Material:
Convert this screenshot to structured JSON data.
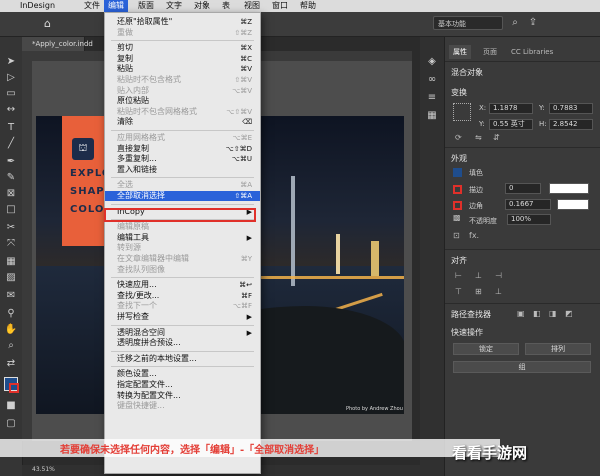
{
  "menubar": {
    "app": "InDesign",
    "items": [
      "文件",
      "编辑",
      "版面",
      "文字",
      "对象",
      "表",
      "视图",
      "窗口",
      "帮助"
    ]
  },
  "appbar": {
    "workspace": "基本功能"
  },
  "document": {
    "tab": "*Apply_color.indd",
    "credit": "Photo by Andrew Zhou"
  },
  "artwork": {
    "lines": [
      "EXPLO",
      "SHAP",
      "COLO"
    ]
  },
  "edit_menu": [
    {
      "label": "还原\"拾取属性\"",
      "shortcut": "⌘Z",
      "state": "normal"
    },
    {
      "label": "重做",
      "shortcut": "⇧⌘Z",
      "state": "disabled"
    },
    {
      "sep": true
    },
    {
      "label": "剪切",
      "shortcut": "⌘X",
      "state": "normal"
    },
    {
      "label": "复制",
      "shortcut": "⌘C",
      "state": "normal"
    },
    {
      "label": "粘贴",
      "shortcut": "⌘V",
      "state": "normal"
    },
    {
      "label": "粘贴时不包含格式",
      "shortcut": "⇧⌘V",
      "state": "disabled"
    },
    {
      "label": "贴入内部",
      "shortcut": "⌥⌘V",
      "state": "disabled"
    },
    {
      "label": "原位粘贴",
      "shortcut": "",
      "state": "normal"
    },
    {
      "label": "粘贴时不包含网格格式",
      "shortcut": "⌥⇧⌘V",
      "state": "disabled"
    },
    {
      "label": "清除",
      "shortcut": "⌫",
      "state": "normal"
    },
    {
      "sep": true
    },
    {
      "label": "应用网格格式",
      "shortcut": "⌥⌘E",
      "state": "disabled"
    },
    {
      "label": "直接复制",
      "shortcut": "⌥⇧⌘D",
      "state": "normal"
    },
    {
      "label": "多重复制...",
      "shortcut": "⌥⌘U",
      "state": "normal"
    },
    {
      "label": "置入和链接",
      "shortcut": "",
      "state": "normal"
    },
    {
      "sep": true
    },
    {
      "label": "全选",
      "shortcut": "⌘A",
      "state": "disabled"
    },
    {
      "label": "全部取消选择",
      "shortcut": "⇧⌘A",
      "state": "highlight"
    },
    {
      "sep": true
    },
    {
      "label": "InCopy",
      "shortcut": "▶",
      "state": "normal"
    },
    {
      "sep": true
    },
    {
      "label": "编辑原稿",
      "shortcut": "",
      "state": "disabled"
    },
    {
      "label": "编辑工具",
      "shortcut": "▶",
      "state": "normal"
    },
    {
      "label": "转到源",
      "shortcut": "",
      "state": "disabled"
    },
    {
      "label": "在文章编辑器中编辑",
      "shortcut": "⌘Y",
      "state": "disabled"
    },
    {
      "label": "查找队列图像",
      "shortcut": "",
      "state": "disabled"
    },
    {
      "sep": true
    },
    {
      "label": "快速应用...",
      "shortcut": "⌘↩",
      "state": "normal"
    },
    {
      "label": "查找/更改...",
      "shortcut": "⌘F",
      "state": "normal"
    },
    {
      "label": "查找下一个",
      "shortcut": "⌥⌘F",
      "state": "disabled"
    },
    {
      "label": "拼写检查",
      "shortcut": "▶",
      "state": "normal"
    },
    {
      "sep": true
    },
    {
      "label": "透明混合空间",
      "shortcut": "▶",
      "state": "normal"
    },
    {
      "label": "透明度拼合预设...",
      "shortcut": "",
      "state": "normal"
    },
    {
      "sep": true
    },
    {
      "label": "迁移之前的本地设置...",
      "shortcut": "",
      "state": "normal"
    },
    {
      "sep": true
    },
    {
      "label": "颜色设置...",
      "shortcut": "",
      "state": "normal"
    },
    {
      "label": "指定配置文件...",
      "shortcut": "",
      "state": "normal"
    },
    {
      "label": "转换为配置文件...",
      "shortcut": "",
      "state": "normal"
    },
    {
      "label": "键盘快捷键...",
      "shortcut": "",
      "state": "disabled"
    }
  ],
  "panel": {
    "tabs": [
      "属性",
      "页面",
      "CC Libraries"
    ],
    "blend": "混合对象",
    "transform": {
      "title": "变换",
      "x_label": "X:",
      "x": "1.1878",
      "y_label": "Y:",
      "y": "0.7883",
      "w_label": "Y:",
      "w": "0.55 英寸",
      "h_label": "H:",
      "h": "2.8542"
    },
    "appearance": {
      "title": "外观",
      "fill": "填色",
      "stroke": "描边",
      "stroke_w": "0",
      "stroke2": "边角",
      "corner": "0.1667",
      "opacity_label": "不透明度",
      "opacity": "100%"
    },
    "align": "对齐",
    "pathfinder": "路径查找器",
    "quick": "快速操作",
    "btn_lock": "锁定",
    "btn_arrange": "排列",
    "btn_group": "组"
  },
  "status": {
    "zoom": "43.51%"
  },
  "caption": "若要确保未选择任何内容，选择「编辑」-「全部取消选择」",
  "watermark": "看看手游网",
  "colors": {
    "highlight": "#2a62d9",
    "accent_red": "#e0302a",
    "orange": "#e8603a"
  }
}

Exercise details: Every entry must be reproduced exactly, with the images left out.

Task solution:
Convert this screenshot to structured JSON data.
{
  "menubar": {
    "app": "InDesign",
    "items": [
      "文件",
      "编辑",
      "版面",
      "文字",
      "对象",
      "表",
      "视图",
      "窗口",
      "帮助"
    ]
  },
  "appbar": {
    "workspace": "基本功能"
  },
  "document": {
    "tab": "*Apply_color.indd",
    "credit": "Photo by Andrew Zhou"
  },
  "artwork": {
    "lines": [
      "EXPLO",
      "SHAP",
      "COLO"
    ]
  },
  "edit_menu": [
    {
      "label": "还原\"拾取属性\"",
      "shortcut": "⌘Z",
      "state": "normal"
    },
    {
      "label": "重做",
      "shortcut": "⇧⌘Z",
      "state": "disabled"
    },
    {
      "sep": true
    },
    {
      "label": "剪切",
      "shortcut": "⌘X",
      "state": "normal"
    },
    {
      "label": "复制",
      "shortcut": "⌘C",
      "state": "normal"
    },
    {
      "label": "粘贴",
      "shortcut": "⌘V",
      "state": "normal"
    },
    {
      "label": "粘贴时不包含格式",
      "shortcut": "⇧⌘V",
      "state": "disabled"
    },
    {
      "label": "贴入内部",
      "shortcut": "⌥⌘V",
      "state": "disabled"
    },
    {
      "label": "原位粘贴",
      "shortcut": "",
      "state": "normal"
    },
    {
      "label": "粘贴时不包含网格格式",
      "shortcut": "⌥⇧⌘V",
      "state": "disabled"
    },
    {
      "label": "清除",
      "shortcut": "⌫",
      "state": "normal"
    },
    {
      "sep": true
    },
    {
      "label": "应用网格格式",
      "shortcut": "⌥⌘E",
      "state": "disabled"
    },
    {
      "label": "直接复制",
      "shortcut": "⌥⇧⌘D",
      "state": "normal"
    },
    {
      "label": "多重复制...",
      "shortcut": "⌥⌘U",
      "state": "normal"
    },
    {
      "label": "置入和链接",
      "shortcut": "",
      "state": "normal"
    },
    {
      "sep": true
    },
    {
      "label": "全选",
      "shortcut": "⌘A",
      "state": "disabled"
    },
    {
      "label": "全部取消选择",
      "shortcut": "⇧⌘A",
      "state": "highlight"
    },
    {
      "sep": true
    },
    {
      "label": "InCopy",
      "shortcut": "▶",
      "state": "normal"
    },
    {
      "sep": true
    },
    {
      "label": "编辑原稿",
      "shortcut": "",
      "state": "disabled"
    },
    {
      "label": "编辑工具",
      "shortcut": "▶",
      "state": "normal"
    },
    {
      "label": "转到源",
      "shortcut": "",
      "state": "disabled"
    },
    {
      "label": "在文章编辑器中编辑",
      "shortcut": "⌘Y",
      "state": "disabled"
    },
    {
      "label": "查找队列图像",
      "shortcut": "",
      "state": "disabled"
    },
    {
      "sep": true
    },
    {
      "label": "快速应用...",
      "shortcut": "⌘↩",
      "state": "normal"
    },
    {
      "label": "查找/更改...",
      "shortcut": "⌘F",
      "state": "normal"
    },
    {
      "label": "查找下一个",
      "shortcut": "⌥⌘F",
      "state": "disabled"
    },
    {
      "label": "拼写检查",
      "shortcut": "▶",
      "state": "normal"
    },
    {
      "sep": true
    },
    {
      "label": "透明混合空间",
      "shortcut": "▶",
      "state": "normal"
    },
    {
      "label": "透明度拼合预设...",
      "shortcut": "",
      "state": "normal"
    },
    {
      "sep": true
    },
    {
      "label": "迁移之前的本地设置...",
      "shortcut": "",
      "state": "normal"
    },
    {
      "sep": true
    },
    {
      "label": "颜色设置...",
      "shortcut": "",
      "state": "normal"
    },
    {
      "label": "指定配置文件...",
      "shortcut": "",
      "state": "normal"
    },
    {
      "label": "转换为配置文件...",
      "shortcut": "",
      "state": "normal"
    },
    {
      "label": "键盘快捷键...",
      "shortcut": "",
      "state": "disabled"
    }
  ],
  "panel": {
    "tabs": [
      "属性",
      "页面",
      "CC Libraries"
    ],
    "blend": "混合对象",
    "transform": {
      "title": "变换",
      "x_label": "X:",
      "x": "1.1878",
      "y_label": "Y:",
      "y": "0.7883",
      "w_label": "Y:",
      "w": "0.55 英寸",
      "h_label": "H:",
      "h": "2.8542"
    },
    "appearance": {
      "title": "外观",
      "fill": "填色",
      "stroke": "描边",
      "stroke_w": "0",
      "stroke2": "边角",
      "corner": "0.1667",
      "opacity_label": "不透明度",
      "opacity": "100%"
    },
    "align": "对齐",
    "pathfinder": "路径查找器",
    "quick": "快速操作",
    "btn_lock": "锁定",
    "btn_arrange": "排列",
    "btn_group": "组"
  },
  "status": {
    "zoom": "43.51%"
  },
  "caption": "若要确保未选择任何内容，选择「编辑」-「全部取消选择」",
  "watermark": "看看手游网",
  "colors": {
    "highlight": "#2a62d9",
    "accent_red": "#e0302a",
    "orange": "#e8603a"
  }
}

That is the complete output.